**PROBLEM**
Restate, word for word, all of the material shown below.

**SUPPLIED INFORMATION**

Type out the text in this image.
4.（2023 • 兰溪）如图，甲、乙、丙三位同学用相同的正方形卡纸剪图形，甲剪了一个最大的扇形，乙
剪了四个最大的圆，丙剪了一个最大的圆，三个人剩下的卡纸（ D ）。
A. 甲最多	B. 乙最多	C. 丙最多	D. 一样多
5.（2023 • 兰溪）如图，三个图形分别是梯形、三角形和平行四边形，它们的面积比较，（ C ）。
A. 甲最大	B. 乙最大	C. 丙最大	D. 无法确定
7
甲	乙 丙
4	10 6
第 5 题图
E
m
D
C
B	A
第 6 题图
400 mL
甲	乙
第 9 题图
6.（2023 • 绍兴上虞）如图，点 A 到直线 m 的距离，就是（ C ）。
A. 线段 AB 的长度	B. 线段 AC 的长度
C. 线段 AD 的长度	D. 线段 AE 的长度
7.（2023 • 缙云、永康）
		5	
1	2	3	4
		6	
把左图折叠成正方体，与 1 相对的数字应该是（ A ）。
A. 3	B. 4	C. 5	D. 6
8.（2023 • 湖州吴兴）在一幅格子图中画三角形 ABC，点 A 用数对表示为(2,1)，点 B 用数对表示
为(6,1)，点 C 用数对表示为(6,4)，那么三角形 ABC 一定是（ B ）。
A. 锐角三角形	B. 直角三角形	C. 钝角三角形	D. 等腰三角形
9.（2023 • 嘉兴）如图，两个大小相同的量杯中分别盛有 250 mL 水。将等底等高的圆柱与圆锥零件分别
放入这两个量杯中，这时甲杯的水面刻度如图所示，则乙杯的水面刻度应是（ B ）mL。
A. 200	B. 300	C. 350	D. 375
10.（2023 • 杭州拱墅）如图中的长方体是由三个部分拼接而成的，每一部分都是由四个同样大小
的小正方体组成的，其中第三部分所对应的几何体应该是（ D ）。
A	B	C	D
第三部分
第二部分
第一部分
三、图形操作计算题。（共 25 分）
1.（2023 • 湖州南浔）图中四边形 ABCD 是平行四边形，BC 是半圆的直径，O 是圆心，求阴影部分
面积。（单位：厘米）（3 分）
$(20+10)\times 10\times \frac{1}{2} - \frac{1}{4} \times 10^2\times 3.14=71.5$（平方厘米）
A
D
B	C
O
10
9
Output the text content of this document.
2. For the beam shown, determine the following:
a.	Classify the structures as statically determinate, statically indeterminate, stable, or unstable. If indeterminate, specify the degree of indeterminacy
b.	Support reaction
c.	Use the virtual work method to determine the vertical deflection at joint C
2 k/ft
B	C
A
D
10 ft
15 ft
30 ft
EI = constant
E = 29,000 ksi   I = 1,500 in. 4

**REPLY TO THE EXERCISE**
Type out the text in this image.
4.（2023 • 兰溪）如图，甲、乙、丙三位同学用相同的正方形卡纸剪图形，甲剪了一个最大的扇形，乙
剪了四个最大的圆，丙剪了一个最大的圆，三个人剩下的卡纸（ D ）。
A. 甲最多	B. 乙最多	C. 丙最多	D. 一样多
5.（2023 • 兰溪）如图，三个图形分别是梯形、三角形和平行四边形，它们的面积比较，（ C ）。
A. 甲最大	B. 乙最大	C. 丙最大	D. 无法确定
7
甲	乙 丙
4	10 6
第 5 题图
E
m
D
C
B	A
第 6 题图
400 mL
甲	乙
第 9 题图
6.（2023 • 绍兴上虞）如图，点 A 到直线 m 的距离，就是（ C ）。
A. 线段 AB 的长度	B. 线段 AC 的长度
C. 线段 AD 的长度	D. 线段 AE 的长度
7.（2023 • 缙云、永康）
		5	
1	2	3	4
		6	
把左图折叠成正方体，与 1 相对的数字应该是（ A ）。
A. 3	B. 4	C. 5	D. 6
8.（2023 • 湖州吴兴）在一幅格子图中画三角形 ABC，点 A 用数对表示为(2,1)，点 B 用数对表示
为(6,1)，点 C 用数对表示为(6,4)，那么三角形 ABC 一定是（ B ）。
A. 锐角三角形	B. 直角三角形	C. 钝角三角形	D. 等腰三角形
9.（2023 • 嘉兴）如图，两个大小相同的量杯中分别盛有 250 mL 水。将等底等高的圆柱与圆锥零件分别
放入这两个量杯中，这时甲杯的水面刻度如图所示，则乙杯的水面刻度应是（ B ）mL。
A. 200	B. 300	C. 350	D. 375
10.（2023 • 杭州拱墅）如图中的长方体是由三个部分拼接而成的，每一部分都是由四个同样大小
的小正方体组成的，其中第三部分所对应的几何体应该是（ D ）。
A	B	C	D
第三部分
第二部分
第一部分
三、图形操作计算题。（共 25 分）
1.（2023 • 湖州南浔）图中四边形 ABCD 是平行四边形，BC 是半圆的直径，O 是圆心，求阴影部分
面积。（单位：厘米）（3 分）
$(20+10)\times 10\times \frac{1}{2} - \frac{1}{4} \times 10^2\times 3.14=71.5$（平方厘米）
A
D
B	C
O
10
9
Output the text content of this document.
2. For the beam shown, determine the following:
a.	Classify the structures as statically determinate, statically indeterminate, stable, or unstable. If indeterminate, specify the degree of indeterminacy
b.	Support reaction
c.	Use the virtual work method to determine the vertical deflection at joint C
2 k/ft
B	C
A
D
10 ft
15 ft
30 ft
EI = constant
E = 29,000 ksi   I = 1,500 in. 4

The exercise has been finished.